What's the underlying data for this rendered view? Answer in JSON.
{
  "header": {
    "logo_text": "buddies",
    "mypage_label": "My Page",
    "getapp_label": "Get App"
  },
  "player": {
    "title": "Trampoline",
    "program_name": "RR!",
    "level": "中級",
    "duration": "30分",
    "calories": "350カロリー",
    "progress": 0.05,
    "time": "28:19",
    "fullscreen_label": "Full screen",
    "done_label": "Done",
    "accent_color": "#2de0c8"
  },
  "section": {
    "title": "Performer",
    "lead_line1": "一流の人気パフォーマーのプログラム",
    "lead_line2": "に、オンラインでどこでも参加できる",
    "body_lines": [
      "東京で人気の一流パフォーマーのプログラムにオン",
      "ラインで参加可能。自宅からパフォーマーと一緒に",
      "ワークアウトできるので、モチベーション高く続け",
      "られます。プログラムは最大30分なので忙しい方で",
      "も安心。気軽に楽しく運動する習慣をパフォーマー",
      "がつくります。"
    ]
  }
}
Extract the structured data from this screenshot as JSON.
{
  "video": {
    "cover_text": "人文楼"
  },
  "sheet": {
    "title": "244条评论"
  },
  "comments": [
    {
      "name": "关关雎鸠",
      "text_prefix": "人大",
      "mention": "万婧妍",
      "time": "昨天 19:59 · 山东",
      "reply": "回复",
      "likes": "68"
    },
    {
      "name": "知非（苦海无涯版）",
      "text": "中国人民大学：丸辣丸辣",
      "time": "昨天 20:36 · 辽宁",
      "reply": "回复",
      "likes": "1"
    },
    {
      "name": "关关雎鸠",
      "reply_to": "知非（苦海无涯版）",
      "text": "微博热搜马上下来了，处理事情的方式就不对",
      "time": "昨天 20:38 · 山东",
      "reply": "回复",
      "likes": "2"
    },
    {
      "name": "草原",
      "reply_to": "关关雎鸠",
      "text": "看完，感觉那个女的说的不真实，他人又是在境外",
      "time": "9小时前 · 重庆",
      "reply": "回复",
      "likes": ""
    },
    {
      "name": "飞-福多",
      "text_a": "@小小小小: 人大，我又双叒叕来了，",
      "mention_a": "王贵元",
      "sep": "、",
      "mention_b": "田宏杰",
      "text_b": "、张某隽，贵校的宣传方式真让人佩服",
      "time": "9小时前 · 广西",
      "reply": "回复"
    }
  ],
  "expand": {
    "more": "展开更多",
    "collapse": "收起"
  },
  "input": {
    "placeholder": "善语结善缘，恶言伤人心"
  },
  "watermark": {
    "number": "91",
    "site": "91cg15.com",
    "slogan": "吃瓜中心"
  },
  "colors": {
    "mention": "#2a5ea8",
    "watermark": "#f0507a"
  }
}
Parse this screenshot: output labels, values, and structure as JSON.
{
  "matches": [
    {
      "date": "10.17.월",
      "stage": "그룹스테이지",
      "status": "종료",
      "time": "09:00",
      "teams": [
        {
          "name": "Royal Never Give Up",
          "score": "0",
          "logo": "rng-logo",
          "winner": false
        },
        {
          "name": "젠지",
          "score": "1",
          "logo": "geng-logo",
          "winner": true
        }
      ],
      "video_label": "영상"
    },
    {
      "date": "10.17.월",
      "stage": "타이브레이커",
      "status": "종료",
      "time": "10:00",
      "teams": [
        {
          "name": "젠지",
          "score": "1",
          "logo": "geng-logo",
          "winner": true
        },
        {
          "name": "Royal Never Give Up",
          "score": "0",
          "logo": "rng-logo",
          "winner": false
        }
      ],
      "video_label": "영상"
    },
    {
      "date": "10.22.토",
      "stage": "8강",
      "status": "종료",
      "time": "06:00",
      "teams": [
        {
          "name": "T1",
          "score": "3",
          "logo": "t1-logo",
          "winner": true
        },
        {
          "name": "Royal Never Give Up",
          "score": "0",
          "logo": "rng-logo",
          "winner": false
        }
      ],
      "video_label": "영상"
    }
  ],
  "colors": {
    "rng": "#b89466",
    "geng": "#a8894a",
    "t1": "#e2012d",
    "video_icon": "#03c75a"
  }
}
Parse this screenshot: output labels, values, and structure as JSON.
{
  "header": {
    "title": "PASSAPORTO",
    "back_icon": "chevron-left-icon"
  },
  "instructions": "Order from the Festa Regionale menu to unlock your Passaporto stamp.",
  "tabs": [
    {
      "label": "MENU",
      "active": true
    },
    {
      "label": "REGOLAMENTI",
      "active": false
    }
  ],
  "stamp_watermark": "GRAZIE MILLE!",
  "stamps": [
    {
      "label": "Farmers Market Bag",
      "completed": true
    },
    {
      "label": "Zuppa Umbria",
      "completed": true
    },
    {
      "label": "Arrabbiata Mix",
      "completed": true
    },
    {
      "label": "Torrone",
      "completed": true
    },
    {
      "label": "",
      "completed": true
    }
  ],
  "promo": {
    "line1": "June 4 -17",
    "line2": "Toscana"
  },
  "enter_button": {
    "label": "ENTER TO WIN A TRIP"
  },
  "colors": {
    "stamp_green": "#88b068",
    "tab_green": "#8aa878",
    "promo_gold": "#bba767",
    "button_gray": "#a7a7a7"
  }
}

• **PROBLEM STATEMENT**
Transcribe every entry word for word.

• **SOLUTION BELOW**
What's the underlying data for this rendered view? Answer in JSON.
{
  "header": {
    "logo_text": "buddies",
    "mypage_label": "My Page",
    "getapp_label": "Get App"
  },
  "player": {
    "title": "Trampoline",
    "program_name": "RR!",
    "level": "中級",
    "duration": "30分",
    "calories": "350カロリー",
    "progress": 0.05,
    "time": "28:19",
    "fullscreen_label": "Full screen",
    "done_label": "Done",
    "accent_color": "#2de0c8"
  },
  "section": {
    "title": "Performer",
    "lead_line1": "一流の人気パフォーマーのプログラム",
    "lead_line2": "に、オンラインでどこでも参加できる",
    "body_lines": [
      "東京で人気の一流パフォーマーのプログラムにオン",
      "ラインで参加可能。自宅からパフォーマーと一緒に",
      "ワークアウトできるので、モチベーション高く続け",
      "られます。プログラムは最大30分なので忙しい方で",
      "も安心。気軽に楽しく運動する習慣をパフォーマー",
      "がつくります。"
    ]
  }
}
Extract the structured data from this screenshot as JSON.
{
  "video": {
    "cover_text": "人文楼"
  },
  "sheet": {
    "title": "244条评论"
  },
  "comments": [
    {
      "name": "关关雎鸠",
      "text_prefix": "人大",
      "mention": "万婧妍",
      "time": "昨天 19:59 · 山东",
      "reply": "回复",
      "likes": "68"
    },
    {
      "name": "知非（苦海无涯版）",
      "text": "中国人民大学：丸辣丸辣",
      "time": "昨天 20:36 · 辽宁",
      "reply": "回复",
      "likes": "1"
    },
    {
      "name": "关关雎鸠",
      "reply_to": "知非（苦海无涯版）",
      "text": "微博热搜马上下来了，处理事情的方式就不对",
      "time": "昨天 20:38 · 山东",
      "reply": "回复",
      "likes": "2"
    },
    {
      "name": "草原",
      "reply_to": "关关雎鸠",
      "text": "看完，感觉那个女的说的不真实，他人又是在境外",
      "time": "9小时前 · 重庆",
      "reply": "回复",
      "likes": ""
    },
    {
      "name": "飞-福多",
      "text_a": "@小小小小: 人大，我又双叒叕来了，",
      "mention_a": "王贵元",
      "sep": "、",
      "mention_b": "田宏杰",
      "text_b": "、张某隽，贵校的宣传方式真让人佩服",
      "time": "9小时前 · 广西",
      "reply": "回复"
    }
  ],
  "expand": {
    "more": "展开更多",
    "collapse": "收起"
  },
  "input": {
    "placeholder": "善语结善缘，恶言伤人心"
  },
  "watermark": {
    "number": "91",
    "site": "91cg15.com",
    "slogan": "吃瓜中心"
  },
  "colors": {
    "mention": "#2a5ea8",
    "watermark": "#f0507a"
  }
}
Parse this screenshot: output labels, values, and structure as JSON.
{
  "matches": [
    {
      "date": "10.17.월",
      "stage": "그룹스테이지",
      "status": "종료",
      "time": "09:00",
      "teams": [
        {
          "name": "Royal Never Give Up",
          "score": "0",
          "logo": "rng-logo",
          "winner": false
        },
        {
          "name": "젠지",
          "score": "1",
          "logo": "geng-logo",
          "winner": true
        }
      ],
      "video_label": "영상"
    },
    {
      "date": "10.17.월",
      "stage": "타이브레이커",
      "status": "종료",
      "time": "10:00",
      "teams": [
        {
          "name": "젠지",
          "score": "1",
          "logo": "geng-logo",
          "winner": true
        },
        {
          "name": "Royal Never Give Up",
          "score": "0",
          "logo": "rng-logo",
          "winner": false
        }
      ],
      "video_label": "영상"
    },
    {
      "date": "10.22.토",
      "stage": "8강",
      "status": "종료",
      "time": "06:00",
      "teams": [
        {
          "name": "T1",
          "score": "3",
          "logo": "t1-logo",
          "winner": true
        },
        {
          "name": "Royal Never Give Up",
          "score": "0",
          "logo": "rng-logo",
          "winner": false
        }
      ],
      "video_label": "영상"
    }
  ],
  "colors": {
    "rng": "#b89466",
    "geng": "#a8894a",
    "t1": "#e2012d",
    "video_icon": "#03c75a"
  }
}
Parse this screenshot: output labels, values, and structure as JSON.
{
  "header": {
    "title": "PASSAPORTO",
    "back_icon": "chevron-left-icon"
  },
  "instructions": "Order from the Festa Regionale menu to unlock your Passaporto stamp.",
  "tabs": [
    {
      "label": "MENU",
      "active": true
    },
    {
      "label": "REGOLAMENTI",
      "active": false
    }
  ],
  "stamp_watermark": "GRAZIE MILLE!",
  "stamps": [
    {
      "label": "Farmers Market Bag",
      "completed": true
    },
    {
      "label": "Zuppa Umbria",
      "completed": true
    },
    {
      "label": "Arrabbiata Mix",
      "completed": true
    },
    {
      "label": "Torrone",
      "completed": true
    },
    {
      "label": "",
      "completed": true
    }
  ],
  "promo": {
    "line1": "June 4 -17",
    "line2": "Toscana"
  },
  "enter_button": {
    "label": "ENTER TO WIN A TRIP"
  },
  "colors": {
    "stamp_green": "#88b068",
    "tab_green": "#8aa878",
    "promo_gold": "#bba767",
    "button_gray": "#a7a7a7"
  }
}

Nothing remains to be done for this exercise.